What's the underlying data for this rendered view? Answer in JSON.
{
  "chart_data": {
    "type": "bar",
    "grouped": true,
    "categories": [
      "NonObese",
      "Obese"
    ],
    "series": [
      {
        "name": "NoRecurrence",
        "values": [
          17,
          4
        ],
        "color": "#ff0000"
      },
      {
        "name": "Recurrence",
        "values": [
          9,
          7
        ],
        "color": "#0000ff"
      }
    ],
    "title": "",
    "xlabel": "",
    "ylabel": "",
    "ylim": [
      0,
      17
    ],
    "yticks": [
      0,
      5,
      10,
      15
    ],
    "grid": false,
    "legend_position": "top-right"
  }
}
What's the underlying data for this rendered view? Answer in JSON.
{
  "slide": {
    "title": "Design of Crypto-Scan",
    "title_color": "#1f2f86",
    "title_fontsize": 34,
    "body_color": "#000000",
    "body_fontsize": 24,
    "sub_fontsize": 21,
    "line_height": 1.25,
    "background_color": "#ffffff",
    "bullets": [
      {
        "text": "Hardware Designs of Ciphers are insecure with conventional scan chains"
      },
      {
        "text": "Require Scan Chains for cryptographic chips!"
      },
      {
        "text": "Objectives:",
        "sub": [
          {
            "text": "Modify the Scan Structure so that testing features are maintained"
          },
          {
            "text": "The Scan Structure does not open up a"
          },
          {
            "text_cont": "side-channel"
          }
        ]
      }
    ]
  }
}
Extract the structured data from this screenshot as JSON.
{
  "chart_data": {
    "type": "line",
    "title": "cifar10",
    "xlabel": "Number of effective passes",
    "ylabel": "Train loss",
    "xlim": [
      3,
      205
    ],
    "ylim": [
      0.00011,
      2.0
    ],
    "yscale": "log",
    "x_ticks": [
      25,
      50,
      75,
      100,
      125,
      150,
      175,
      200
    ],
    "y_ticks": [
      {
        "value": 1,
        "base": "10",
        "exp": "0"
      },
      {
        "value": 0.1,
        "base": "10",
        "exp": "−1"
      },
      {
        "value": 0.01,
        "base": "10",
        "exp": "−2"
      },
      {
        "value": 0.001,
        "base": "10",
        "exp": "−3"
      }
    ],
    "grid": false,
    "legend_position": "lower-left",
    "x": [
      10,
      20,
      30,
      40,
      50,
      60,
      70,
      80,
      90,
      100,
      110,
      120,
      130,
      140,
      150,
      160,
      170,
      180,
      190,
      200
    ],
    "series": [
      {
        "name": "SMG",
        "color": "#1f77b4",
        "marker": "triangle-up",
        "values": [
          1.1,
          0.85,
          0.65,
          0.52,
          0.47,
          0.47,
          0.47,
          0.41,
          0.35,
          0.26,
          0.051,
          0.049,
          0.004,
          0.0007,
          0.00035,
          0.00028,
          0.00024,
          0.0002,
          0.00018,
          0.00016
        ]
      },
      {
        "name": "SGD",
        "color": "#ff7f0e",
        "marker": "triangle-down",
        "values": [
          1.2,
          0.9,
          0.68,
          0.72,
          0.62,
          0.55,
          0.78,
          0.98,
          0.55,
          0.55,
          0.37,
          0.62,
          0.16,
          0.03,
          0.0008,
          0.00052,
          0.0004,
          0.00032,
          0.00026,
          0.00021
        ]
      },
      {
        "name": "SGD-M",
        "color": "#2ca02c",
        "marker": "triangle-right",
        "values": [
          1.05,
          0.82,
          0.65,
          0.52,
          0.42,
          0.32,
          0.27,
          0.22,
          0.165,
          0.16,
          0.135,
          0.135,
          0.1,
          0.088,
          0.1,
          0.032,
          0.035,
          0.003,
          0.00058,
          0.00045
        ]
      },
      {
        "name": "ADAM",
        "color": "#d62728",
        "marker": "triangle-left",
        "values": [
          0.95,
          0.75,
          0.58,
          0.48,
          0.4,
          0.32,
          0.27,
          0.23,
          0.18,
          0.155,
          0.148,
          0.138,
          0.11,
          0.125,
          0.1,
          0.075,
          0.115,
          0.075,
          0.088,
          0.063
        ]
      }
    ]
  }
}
● ● ● ● ●
**TASK PROMPT:** Each record above should be restated word for word.

**EXERCISE SOLUTION:**
What's the underlying data for this rendered view? Answer in JSON.
{
  "chart_data": {
    "type": "bar",
    "grouped": true,
    "categories": [
      "NonObese",
      "Obese"
    ],
    "series": [
      {
        "name": "NoRecurrence",
        "values": [
          17,
          4
        ],
        "color": "#ff0000"
      },
      {
        "name": "Recurrence",
        "values": [
          9,
          7
        ],
        "color": "#0000ff"
      }
    ],
    "title": "",
    "xlabel": "",
    "ylabel": "",
    "ylim": [
      0,
      17
    ],
    "yticks": [
      0,
      5,
      10,
      15
    ],
    "grid": false,
    "legend_position": "top-right"
  }
}
What's the underlying data for this rendered view? Answer in JSON.
{
  "slide": {
    "title": "Design of Crypto-Scan",
    "title_color": "#1f2f86",
    "title_fontsize": 34,
    "body_color": "#000000",
    "body_fontsize": 24,
    "sub_fontsize": 21,
    "line_height": 1.25,
    "background_color": "#ffffff",
    "bullets": [
      {
        "text": "Hardware Designs of Ciphers are insecure with conventional scan chains"
      },
      {
        "text": "Require Scan Chains for cryptographic chips!"
      },
      {
        "text": "Objectives:",
        "sub": [
          {
            "text": "Modify the Scan Structure so that testing features are maintained"
          },
          {
            "text": "The Scan Structure does not open up a"
          },
          {
            "text_cont": "side-channel"
          }
        ]
      }
    ]
  }
}
Extract the structured data from this screenshot as JSON.
{
  "chart_data": {
    "type": "line",
    "title": "cifar10",
    "xlabel": "Number of effective passes",
    "ylabel": "Train loss",
    "xlim": [
      3,
      205
    ],
    "ylim": [
      0.00011,
      2.0
    ],
    "yscale": "log",
    "x_ticks": [
      25,
      50,
      75,
      100,
      125,
      150,
      175,
      200
    ],
    "y_ticks": [
      {
        "value": 1,
        "base": "10",
        "exp": "0"
      },
      {
        "value": 0.1,
        "base": "10",
        "exp": "−1"
      },
      {
        "value": 0.01,
        "base": "10",
        "exp": "−2"
      },
      {
        "value": 0.001,
        "base": "10",
        "exp": "−3"
      }
    ],
    "grid": false,
    "legend_position": "lower-left",
    "x": [
      10,
      20,
      30,
      40,
      50,
      60,
      70,
      80,
      90,
      100,
      110,
      120,
      130,
      140,
      150,
      160,
      170,
      180,
      190,
      200
    ],
    "series": [
      {
        "name": "SMG",
        "color": "#1f77b4",
        "marker": "triangle-up",
        "values": [
          1.1,
          0.85,
          0.65,
          0.52,
          0.47,
          0.47,
          0.47,
          0.41,
          0.35,
          0.26,
          0.051,
          0.049,
          0.004,
          0.0007,
          0.00035,
          0.00028,
          0.00024,
          0.0002,
          0.00018,
          0.00016
        ]
      },
      {
        "name": "SGD",
        "color": "#ff7f0e",
        "marker": "triangle-down",
        "values": [
          1.2,
          0.9,
          0.68,
          0.72,
          0.62,
          0.55,
          0.78,
          0.98,
          0.55,
          0.55,
          0.37,
          0.62,
          0.16,
          0.03,
          0.0008,
          0.00052,
          0.0004,
          0.00032,
          0.00026,
          0.00021
        ]
      },
      {
        "name": "SGD-M",
        "color": "#2ca02c",
        "marker": "triangle-right",
        "values": [
          1.05,
          0.82,
          0.65,
          0.52,
          0.42,
          0.32,
          0.27,
          0.22,
          0.165,
          0.16,
          0.135,
          0.135,
          0.1,
          0.088,
          0.1,
          0.032,
          0.035,
          0.003,
          0.00058,
          0.00045
        ]
      },
      {
        "name": "ADAM",
        "color": "#d62728",
        "marker": "triangle-left",
        "values": [
          0.95,
          0.75,
          0.58,
          0.48,
          0.4,
          0.32,
          0.27,
          0.23,
          0.18,
          0.155,
          0.148,
          0.138,
          0.11,
          0.125,
          0.1,
          0.075,
          0.115,
          0.075,
          0.088,
          0.063
        ]
      }
    ]
  }
}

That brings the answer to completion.